»»
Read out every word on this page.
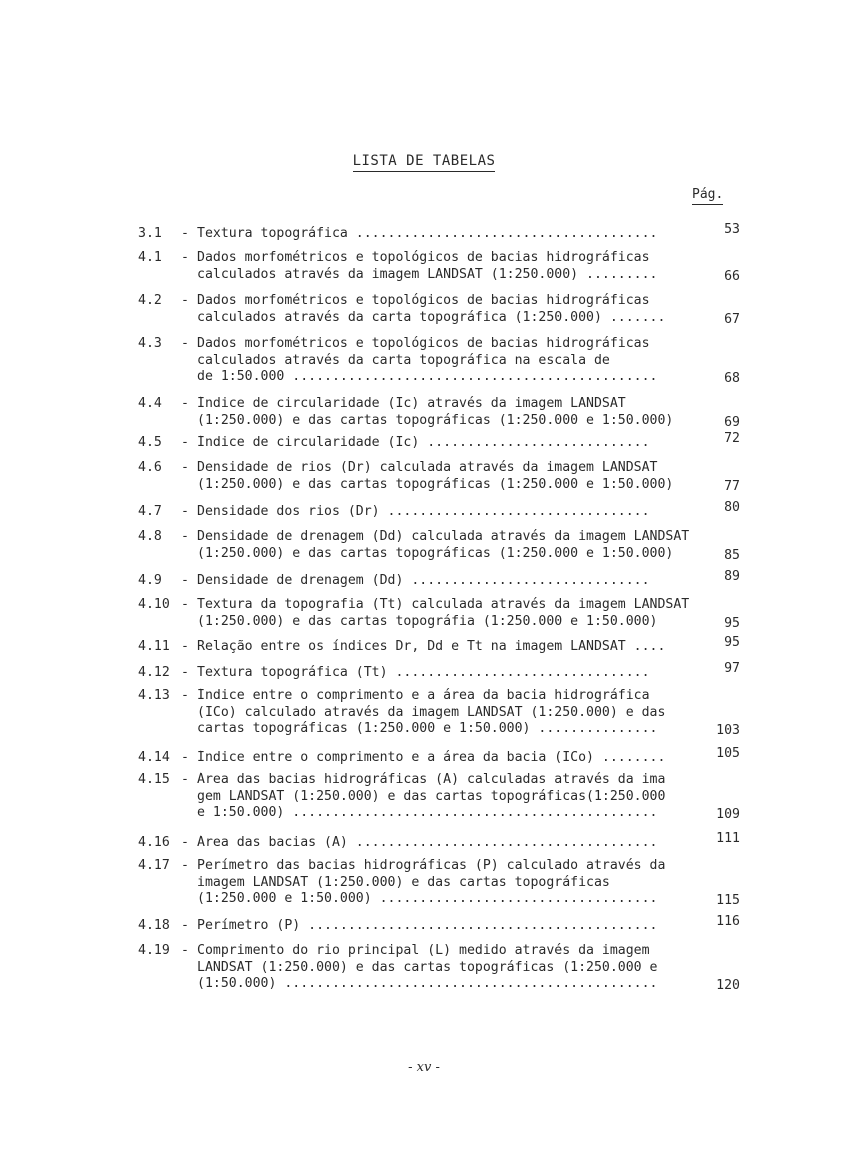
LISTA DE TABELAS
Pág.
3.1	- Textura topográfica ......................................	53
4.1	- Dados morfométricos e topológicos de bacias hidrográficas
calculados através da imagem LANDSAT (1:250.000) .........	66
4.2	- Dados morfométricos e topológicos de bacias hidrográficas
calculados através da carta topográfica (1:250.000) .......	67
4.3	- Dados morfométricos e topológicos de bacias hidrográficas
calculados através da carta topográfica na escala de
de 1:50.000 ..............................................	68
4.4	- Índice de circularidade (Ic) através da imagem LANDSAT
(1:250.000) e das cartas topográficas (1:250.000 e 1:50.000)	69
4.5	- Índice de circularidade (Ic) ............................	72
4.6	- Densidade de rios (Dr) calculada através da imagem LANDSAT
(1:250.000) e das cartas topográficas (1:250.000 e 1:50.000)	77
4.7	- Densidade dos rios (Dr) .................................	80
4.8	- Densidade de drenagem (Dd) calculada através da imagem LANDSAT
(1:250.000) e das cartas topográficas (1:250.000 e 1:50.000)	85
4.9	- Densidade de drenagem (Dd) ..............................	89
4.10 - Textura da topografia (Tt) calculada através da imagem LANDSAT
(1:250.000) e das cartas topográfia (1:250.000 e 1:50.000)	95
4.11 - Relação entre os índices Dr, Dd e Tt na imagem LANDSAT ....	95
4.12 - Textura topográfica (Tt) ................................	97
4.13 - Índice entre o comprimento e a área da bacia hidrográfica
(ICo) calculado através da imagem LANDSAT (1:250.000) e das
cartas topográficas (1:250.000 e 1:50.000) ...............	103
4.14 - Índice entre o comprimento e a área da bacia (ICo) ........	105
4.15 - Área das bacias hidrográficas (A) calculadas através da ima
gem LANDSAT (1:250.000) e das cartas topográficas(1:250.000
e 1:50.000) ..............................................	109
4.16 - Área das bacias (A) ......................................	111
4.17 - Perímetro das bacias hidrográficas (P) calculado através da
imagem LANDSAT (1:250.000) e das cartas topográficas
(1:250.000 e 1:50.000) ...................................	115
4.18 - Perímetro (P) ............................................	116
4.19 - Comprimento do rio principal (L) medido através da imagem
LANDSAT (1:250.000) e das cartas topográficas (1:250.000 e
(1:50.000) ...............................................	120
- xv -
««
»»
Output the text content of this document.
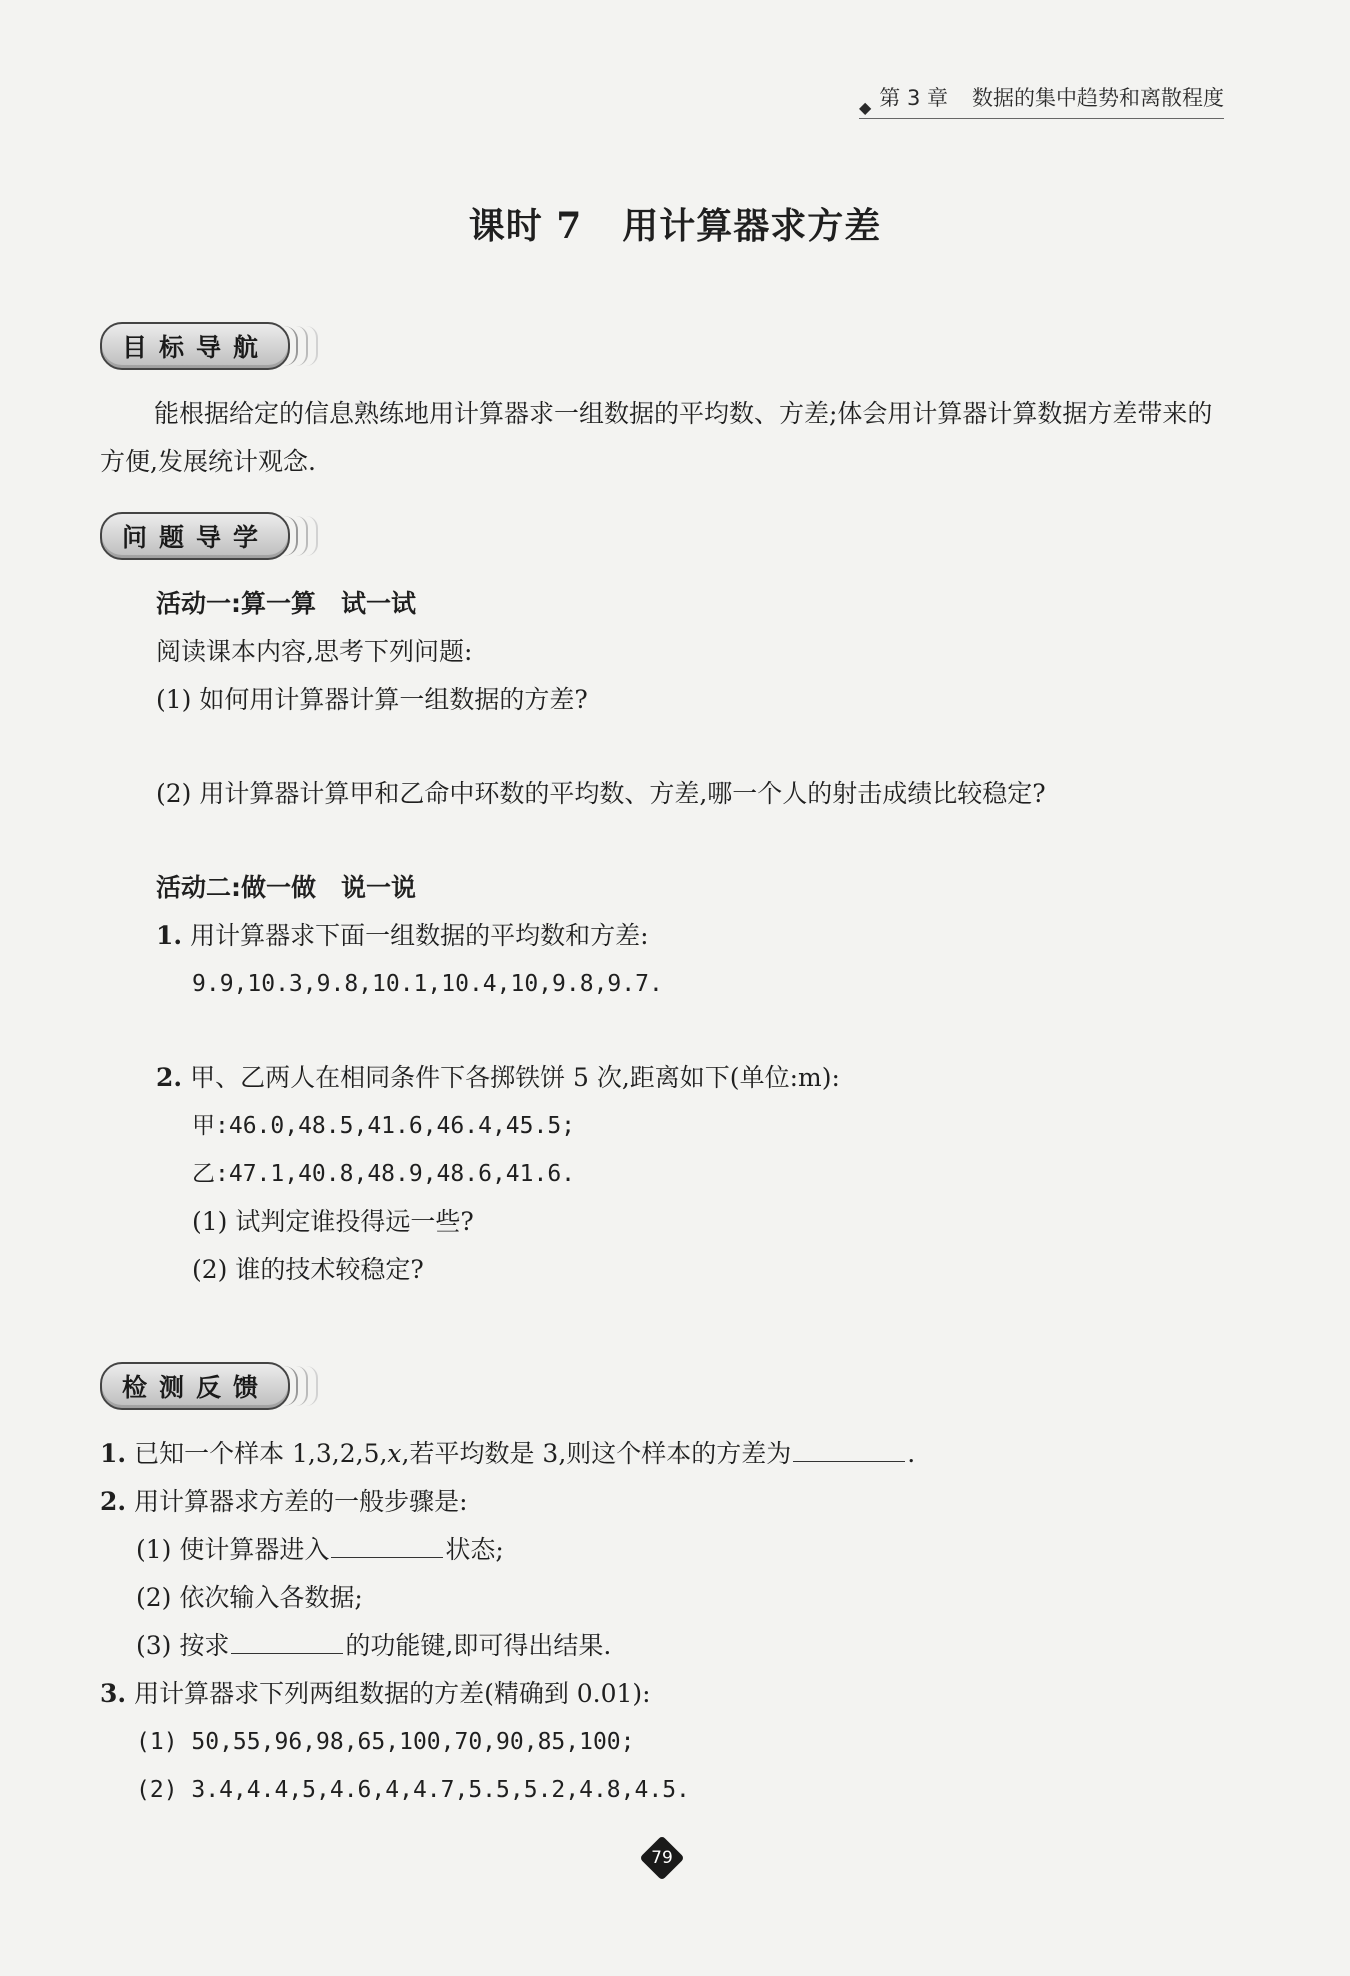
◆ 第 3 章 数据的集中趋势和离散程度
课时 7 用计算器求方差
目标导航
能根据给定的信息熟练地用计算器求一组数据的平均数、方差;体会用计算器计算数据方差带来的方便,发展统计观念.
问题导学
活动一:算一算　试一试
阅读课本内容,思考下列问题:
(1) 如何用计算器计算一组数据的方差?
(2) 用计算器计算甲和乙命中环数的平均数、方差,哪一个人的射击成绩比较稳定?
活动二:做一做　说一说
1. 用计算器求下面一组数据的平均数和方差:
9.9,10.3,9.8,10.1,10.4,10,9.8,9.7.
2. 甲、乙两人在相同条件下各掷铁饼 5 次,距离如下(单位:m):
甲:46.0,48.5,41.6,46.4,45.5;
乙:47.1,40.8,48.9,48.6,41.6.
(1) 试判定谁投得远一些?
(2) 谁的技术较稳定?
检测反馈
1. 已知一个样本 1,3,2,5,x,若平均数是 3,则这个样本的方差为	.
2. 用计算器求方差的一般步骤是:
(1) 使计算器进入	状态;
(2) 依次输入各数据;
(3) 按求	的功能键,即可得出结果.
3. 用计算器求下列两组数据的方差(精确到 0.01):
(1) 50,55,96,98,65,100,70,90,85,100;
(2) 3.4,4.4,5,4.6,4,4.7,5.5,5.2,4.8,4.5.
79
««
»»
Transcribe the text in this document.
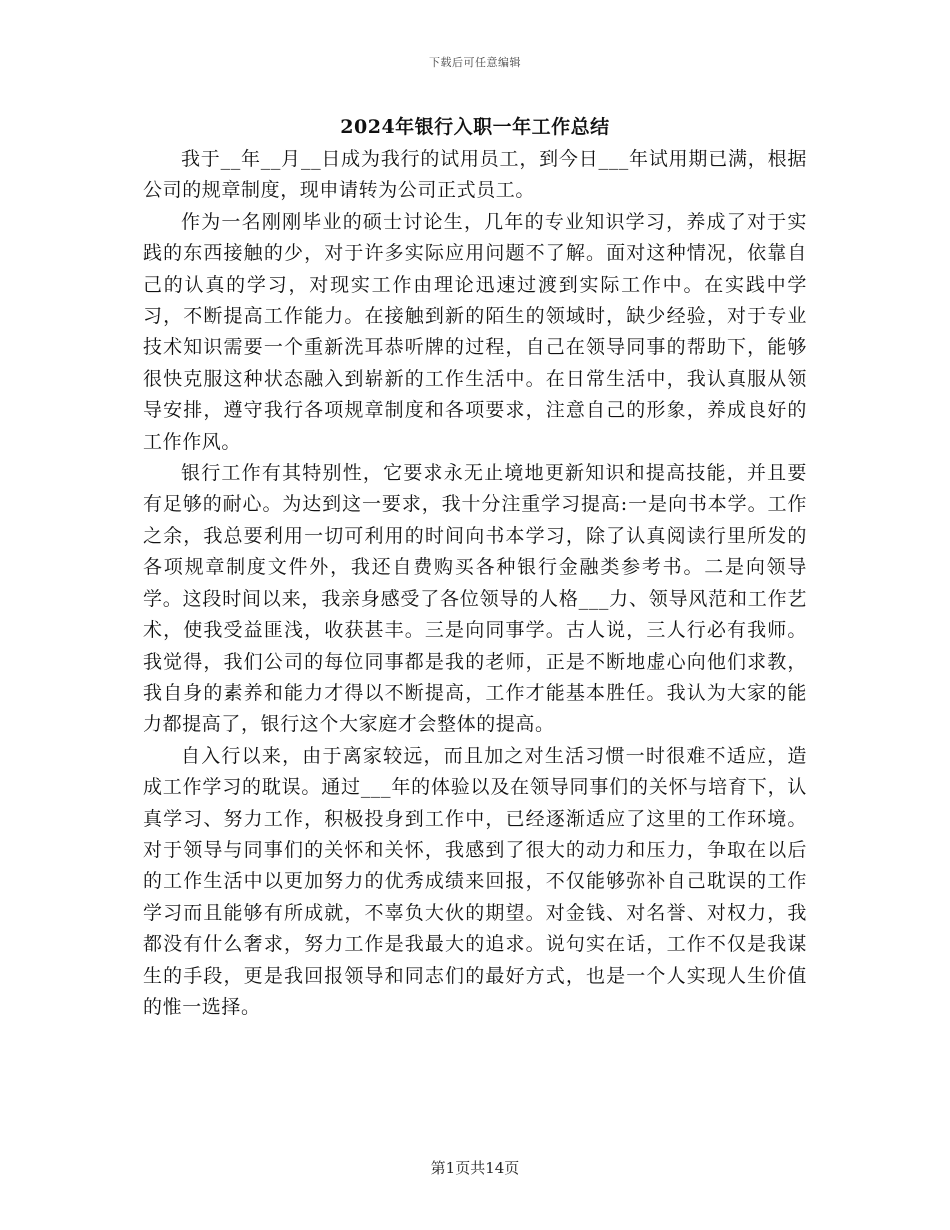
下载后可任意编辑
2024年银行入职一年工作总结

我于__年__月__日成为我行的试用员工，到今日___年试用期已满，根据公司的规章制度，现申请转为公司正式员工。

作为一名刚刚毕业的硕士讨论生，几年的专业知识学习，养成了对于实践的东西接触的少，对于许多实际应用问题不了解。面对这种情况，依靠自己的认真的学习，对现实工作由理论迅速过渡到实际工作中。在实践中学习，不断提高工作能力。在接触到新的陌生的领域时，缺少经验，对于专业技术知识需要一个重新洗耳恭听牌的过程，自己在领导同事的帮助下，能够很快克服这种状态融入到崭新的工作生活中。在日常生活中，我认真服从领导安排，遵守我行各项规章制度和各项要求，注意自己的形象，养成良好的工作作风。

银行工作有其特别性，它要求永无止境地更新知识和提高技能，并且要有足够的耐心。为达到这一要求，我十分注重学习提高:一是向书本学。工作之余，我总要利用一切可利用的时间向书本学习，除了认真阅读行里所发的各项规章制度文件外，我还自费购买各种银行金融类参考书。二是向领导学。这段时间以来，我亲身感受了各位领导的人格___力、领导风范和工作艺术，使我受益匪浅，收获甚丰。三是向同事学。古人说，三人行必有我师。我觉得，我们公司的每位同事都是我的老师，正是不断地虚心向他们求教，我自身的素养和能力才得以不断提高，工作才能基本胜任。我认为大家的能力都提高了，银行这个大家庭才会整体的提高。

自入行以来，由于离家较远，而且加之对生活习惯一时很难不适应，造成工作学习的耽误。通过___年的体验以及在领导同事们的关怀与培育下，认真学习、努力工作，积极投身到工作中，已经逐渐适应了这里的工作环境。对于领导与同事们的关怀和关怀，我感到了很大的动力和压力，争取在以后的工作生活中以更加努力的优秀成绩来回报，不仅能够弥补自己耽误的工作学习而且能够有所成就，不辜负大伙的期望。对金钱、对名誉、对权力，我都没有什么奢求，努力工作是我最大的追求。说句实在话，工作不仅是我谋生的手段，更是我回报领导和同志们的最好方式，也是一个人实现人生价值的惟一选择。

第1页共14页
««
● **What the exercise asks**
Copy out each line in the listing that has the word "Perímetro".

● **Task response**
4.17 - Perímetro das bacias hidrográficas (P) calculado através da
4.18 - Perímetro (P) ............................................	116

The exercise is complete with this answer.